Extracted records
====

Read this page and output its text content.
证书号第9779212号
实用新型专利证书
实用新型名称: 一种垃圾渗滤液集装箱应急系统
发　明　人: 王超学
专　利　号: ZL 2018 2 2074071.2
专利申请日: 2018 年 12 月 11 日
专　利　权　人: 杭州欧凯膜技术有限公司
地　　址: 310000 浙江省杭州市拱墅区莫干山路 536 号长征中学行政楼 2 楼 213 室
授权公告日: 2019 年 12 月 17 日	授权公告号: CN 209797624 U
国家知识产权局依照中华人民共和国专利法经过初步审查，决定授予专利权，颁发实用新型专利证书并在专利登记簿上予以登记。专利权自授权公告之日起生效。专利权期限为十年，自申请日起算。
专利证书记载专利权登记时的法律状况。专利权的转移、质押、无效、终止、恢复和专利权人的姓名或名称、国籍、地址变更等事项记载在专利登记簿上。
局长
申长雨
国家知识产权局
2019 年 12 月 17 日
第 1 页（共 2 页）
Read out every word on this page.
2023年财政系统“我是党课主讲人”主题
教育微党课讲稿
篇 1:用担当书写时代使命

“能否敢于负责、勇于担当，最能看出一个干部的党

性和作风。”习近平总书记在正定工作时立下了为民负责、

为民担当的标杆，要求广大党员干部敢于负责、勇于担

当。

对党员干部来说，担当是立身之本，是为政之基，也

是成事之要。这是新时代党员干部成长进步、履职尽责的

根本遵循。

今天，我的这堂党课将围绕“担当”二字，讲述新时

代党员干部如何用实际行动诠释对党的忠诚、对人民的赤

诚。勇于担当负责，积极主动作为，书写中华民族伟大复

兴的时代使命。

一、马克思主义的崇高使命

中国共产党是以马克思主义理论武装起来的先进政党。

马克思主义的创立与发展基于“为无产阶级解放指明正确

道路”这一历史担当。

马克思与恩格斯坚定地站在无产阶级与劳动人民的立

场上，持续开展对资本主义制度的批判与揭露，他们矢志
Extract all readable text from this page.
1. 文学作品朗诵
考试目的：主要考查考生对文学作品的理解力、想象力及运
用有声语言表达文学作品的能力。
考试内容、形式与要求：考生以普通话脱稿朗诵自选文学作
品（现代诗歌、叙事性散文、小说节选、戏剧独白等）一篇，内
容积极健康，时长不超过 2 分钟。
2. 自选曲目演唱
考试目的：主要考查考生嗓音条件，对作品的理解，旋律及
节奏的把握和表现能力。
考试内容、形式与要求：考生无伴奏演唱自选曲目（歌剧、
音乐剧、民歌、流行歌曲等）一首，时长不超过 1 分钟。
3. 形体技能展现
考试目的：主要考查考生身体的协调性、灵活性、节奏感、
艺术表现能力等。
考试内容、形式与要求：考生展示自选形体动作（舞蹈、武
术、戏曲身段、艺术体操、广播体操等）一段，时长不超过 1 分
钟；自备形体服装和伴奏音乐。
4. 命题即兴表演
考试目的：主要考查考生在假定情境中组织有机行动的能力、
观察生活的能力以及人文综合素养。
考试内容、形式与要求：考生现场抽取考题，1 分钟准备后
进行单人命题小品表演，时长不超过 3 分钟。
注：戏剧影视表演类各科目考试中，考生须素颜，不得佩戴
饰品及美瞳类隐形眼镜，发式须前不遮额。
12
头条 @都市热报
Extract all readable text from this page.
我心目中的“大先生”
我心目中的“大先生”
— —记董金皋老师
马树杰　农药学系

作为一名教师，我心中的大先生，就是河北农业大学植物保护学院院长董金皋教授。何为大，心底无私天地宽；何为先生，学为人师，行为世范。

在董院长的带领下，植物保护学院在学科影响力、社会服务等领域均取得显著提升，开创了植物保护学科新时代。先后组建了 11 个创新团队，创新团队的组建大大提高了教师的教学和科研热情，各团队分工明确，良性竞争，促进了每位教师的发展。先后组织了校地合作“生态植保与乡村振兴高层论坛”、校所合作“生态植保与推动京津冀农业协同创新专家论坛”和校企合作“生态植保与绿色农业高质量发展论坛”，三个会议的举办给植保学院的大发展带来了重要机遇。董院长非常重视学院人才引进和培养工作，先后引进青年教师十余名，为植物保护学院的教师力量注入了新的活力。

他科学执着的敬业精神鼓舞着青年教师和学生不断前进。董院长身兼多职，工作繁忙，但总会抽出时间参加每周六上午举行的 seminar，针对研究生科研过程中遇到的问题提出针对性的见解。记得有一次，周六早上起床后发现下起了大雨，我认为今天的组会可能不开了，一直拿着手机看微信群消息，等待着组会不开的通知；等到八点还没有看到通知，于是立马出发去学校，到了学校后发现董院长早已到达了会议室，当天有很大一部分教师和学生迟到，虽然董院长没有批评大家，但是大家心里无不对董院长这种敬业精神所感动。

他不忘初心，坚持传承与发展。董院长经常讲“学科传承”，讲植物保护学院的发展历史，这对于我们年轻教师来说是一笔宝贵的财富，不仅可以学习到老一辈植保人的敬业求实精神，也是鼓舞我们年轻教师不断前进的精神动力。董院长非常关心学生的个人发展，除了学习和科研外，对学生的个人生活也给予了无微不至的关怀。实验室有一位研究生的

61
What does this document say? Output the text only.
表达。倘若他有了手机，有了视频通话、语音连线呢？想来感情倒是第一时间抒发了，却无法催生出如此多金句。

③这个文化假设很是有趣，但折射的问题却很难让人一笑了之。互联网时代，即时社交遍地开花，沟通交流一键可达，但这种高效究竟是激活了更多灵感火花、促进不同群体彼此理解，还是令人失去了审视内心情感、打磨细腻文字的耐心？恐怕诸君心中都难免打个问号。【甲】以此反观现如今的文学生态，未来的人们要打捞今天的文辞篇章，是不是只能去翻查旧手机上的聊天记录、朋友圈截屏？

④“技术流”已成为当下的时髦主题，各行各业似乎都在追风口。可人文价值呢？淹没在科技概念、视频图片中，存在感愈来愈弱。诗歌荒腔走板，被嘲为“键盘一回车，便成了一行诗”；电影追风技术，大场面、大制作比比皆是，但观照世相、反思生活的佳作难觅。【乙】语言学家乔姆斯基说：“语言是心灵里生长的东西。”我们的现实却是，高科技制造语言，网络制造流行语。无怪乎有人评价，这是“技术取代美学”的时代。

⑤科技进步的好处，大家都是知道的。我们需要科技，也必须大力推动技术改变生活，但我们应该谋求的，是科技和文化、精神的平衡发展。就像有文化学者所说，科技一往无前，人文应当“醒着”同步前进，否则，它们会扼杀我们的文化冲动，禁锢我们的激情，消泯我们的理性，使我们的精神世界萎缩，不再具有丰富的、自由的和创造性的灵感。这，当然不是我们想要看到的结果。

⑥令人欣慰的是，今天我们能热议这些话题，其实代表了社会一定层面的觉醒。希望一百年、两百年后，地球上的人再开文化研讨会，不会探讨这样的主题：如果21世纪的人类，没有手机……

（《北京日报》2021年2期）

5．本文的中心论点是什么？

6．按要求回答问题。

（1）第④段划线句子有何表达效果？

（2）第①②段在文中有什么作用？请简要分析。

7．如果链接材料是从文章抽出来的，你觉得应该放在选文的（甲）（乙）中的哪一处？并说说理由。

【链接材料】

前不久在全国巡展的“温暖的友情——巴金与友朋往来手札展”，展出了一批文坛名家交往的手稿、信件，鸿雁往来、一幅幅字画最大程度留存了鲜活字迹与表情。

====

Exercise instructions:
Show the data once more, exactly as it was written.

Task output:
Read this page and output its text content.
证书号第9779212号
实用新型专利证书
实用新型名称: 一种垃圾渗滤液集装箱应急系统
发　明　人: 王超学
专　利　号: ZL 2018 2 2074071.2
专利申请日: 2018 年 12 月 11 日
专　利　权　人: 杭州欧凯膜技术有限公司
地　　址: 310000 浙江省杭州市拱墅区莫干山路 536 号长征中学行政楼 2 楼 213 室
授权公告日: 2019 年 12 月 17 日	授权公告号: CN 209797624 U
国家知识产权局依照中华人民共和国专利法经过初步审查，决定授予专利权，颁发实用新型专利证书并在专利登记簿上予以登记。专利权自授权公告之日起生效。专利权期限为十年，自申请日起算。
专利证书记载专利权登记时的法律状况。专利权的转移、质押、无效、终止、恢复和专利权人的姓名或名称、国籍、地址变更等事项记载在专利登记簿上。
局长
申长雨
国家知识产权局
2019 年 12 月 17 日
第 1 页（共 2 页）
Read out every word on this page.
2023年财政系统“我是党课主讲人”主题
教育微党课讲稿
篇 1:用担当书写时代使命

“能否敢于负责、勇于担当，最能看出一个干部的党

性和作风。”习近平总书记在正定工作时立下了为民负责、

为民担当的标杆，要求广大党员干部敢于负责、勇于担

当。

对党员干部来说，担当是立身之本，是为政之基，也

是成事之要。这是新时代党员干部成长进步、履职尽责的

根本遵循。

今天，我的这堂党课将围绕“担当”二字，讲述新时

代党员干部如何用实际行动诠释对党的忠诚、对人民的赤

诚。勇于担当负责，积极主动作为，书写中华民族伟大复

兴的时代使命。

一、马克思主义的崇高使命

中国共产党是以马克思主义理论武装起来的先进政党。

马克思主义的创立与发展基于“为无产阶级解放指明正确

道路”这一历史担当。

马克思与恩格斯坚定地站在无产阶级与劳动人民的立

场上，持续开展对资本主义制度的批判与揭露，他们矢志
Extract all readable text from this page.
1. 文学作品朗诵
考试目的：主要考查考生对文学作品的理解力、想象力及运
用有声语言表达文学作品的能力。
考试内容、形式与要求：考生以普通话脱稿朗诵自选文学作
品（现代诗歌、叙事性散文、小说节选、戏剧独白等）一篇，内
容积极健康，时长不超过 2 分钟。
2. 自选曲目演唱
考试目的：主要考查考生嗓音条件，对作品的理解，旋律及
节奏的把握和表现能力。
考试内容、形式与要求：考生无伴奏演唱自选曲目（歌剧、
音乐剧、民歌、流行歌曲等）一首，时长不超过 1 分钟。
3. 形体技能展现
考试目的：主要考查考生身体的协调性、灵活性、节奏感、
艺术表现能力等。
考试内容、形式与要求：考生展示自选形体动作（舞蹈、武
术、戏曲身段、艺术体操、广播体操等）一段，时长不超过 1 分
钟；自备形体服装和伴奏音乐。
4. 命题即兴表演
考试目的：主要考查考生在假定情境中组织有机行动的能力、
观察生活的能力以及人文综合素养。
考试内容、形式与要求：考生现场抽取考题，1 分钟准备后
进行单人命题小品表演，时长不超过 3 分钟。
注：戏剧影视表演类各科目考试中，考生须素颜，不得佩戴
饰品及美瞳类隐形眼镜，发式须前不遮额。
12
头条 @都市热报
Extract all readable text from this page.
我心目中的“大先生”
我心目中的“大先生”
— —记董金皋老师
马树杰　农药学系

作为一名教师，我心中的大先生，就是河北农业大学植物保护学院院长董金皋教授。何为大，心底无私天地宽；何为先生，学为人师，行为世范。

在董院长的带领下，植物保护学院在学科影响力、社会服务等领域均取得显著提升，开创了植物保护学科新时代。先后组建了 11 个创新团队，创新团队的组建大大提高了教师的教学和科研热情，各团队分工明确，良性竞争，促进了每位教师的发展。先后组织了校地合作“生态植保与乡村振兴高层论坛”、校所合作“生态植保与推动京津冀农业协同创新专家论坛”和校企合作“生态植保与绿色农业高质量发展论坛”，三个会议的举办给植保学院的大发展带来了重要机遇。董院长非常重视学院人才引进和培养工作，先后引进青年教师十余名，为植物保护学院的教师力量注入了新的活力。

他科学执着的敬业精神鼓舞着青年教师和学生不断前进。董院长身兼多职，工作繁忙，但总会抽出时间参加每周六上午举行的 seminar，针对研究生科研过程中遇到的问题提出针对性的见解。记得有一次，周六早上起床后发现下起了大雨，我认为今天的组会可能不开了，一直拿着手机看微信群消息，等待着组会不开的通知；等到八点还没有看到通知，于是立马出发去学校，到了学校后发现董院长早已到达了会议室，当天有很大一部分教师和学生迟到，虽然董院长没有批评大家，但是大家心里无不对董院长这种敬业精神所感动。

他不忘初心，坚持传承与发展。董院长经常讲“学科传承”，讲植物保护学院的发展历史，这对于我们年轻教师来说是一笔宝贵的财富，不仅可以学习到老一辈植保人的敬业求实精神，也是鼓舞我们年轻教师不断前进的精神动力。董院长非常关心学生的个人发展，除了学习和科研外，对学生的个人生活也给予了无微不至的关怀。实验室有一位研究生的

61
What does this document say? Output the text only.
表达。倘若他有了手机，有了视频通话、语音连线呢？想来感情倒是第一时间抒发了，却无法催生出如此多金句。

③这个文化假设很是有趣，但折射的问题却很难让人一笑了之。互联网时代，即时社交遍地开花，沟通交流一键可达，但这种高效究竟是激活了更多灵感火花、促进不同群体彼此理解，还是令人失去了审视内心情感、打磨细腻文字的耐心？恐怕诸君心中都难免打个问号。【甲】以此反观现如今的文学生态，未来的人们要打捞今天的文辞篇章，是不是只能去翻查旧手机上的聊天记录、朋友圈截屏？

④“技术流”已成为当下的时髦主题，各行各业似乎都在追风口。可人文价值呢？淹没在科技概念、视频图片中，存在感愈来愈弱。诗歌荒腔走板，被嘲为“键盘一回车，便成了一行诗”；电影追风技术，大场面、大制作比比皆是，但观照世相、反思生活的佳作难觅。【乙】语言学家乔姆斯基说：“语言是心灵里生长的东西。”我们的现实却是，高科技制造语言，网络制造流行语。无怪乎有人评价，这是“技术取代美学”的时代。

⑤科技进步的好处，大家都是知道的。我们需要科技，也必须大力推动技术改变生活，但我们应该谋求的，是科技和文化、精神的平衡发展。就像有文化学者所说，科技一往无前，人文应当“醒着”同步前进，否则，它们会扼杀我们的文化冲动，禁锢我们的激情，消泯我们的理性，使我们的精神世界萎缩，不再具有丰富的、自由的和创造性的灵感。这，当然不是我们想要看到的结果。

⑥令人欣慰的是，今天我们能热议这些话题，其实代表了社会一定层面的觉醒。希望一百年、两百年后，地球上的人再开文化研讨会，不会探讨这样的主题：如果21世纪的人类，没有手机……

（《北京日报》2021年2期）

5．本文的中心论点是什么？

6．按要求回答问题。

（1）第④段划线句子有何表达效果？

（2）第①②段在文中有什么作用？请简要分析。

7．如果链接材料是从文章抽出来的，你觉得应该放在选文的（甲）（乙）中的哪一处？并说说理由。

【链接材料】

前不久在全国巡展的“温暖的友情——巴金与友朋往来手札展”，展出了一批文坛名家交往的手稿、信件，鸿雁往来、一幅幅字画最大程度留存了鲜活字迹与表情。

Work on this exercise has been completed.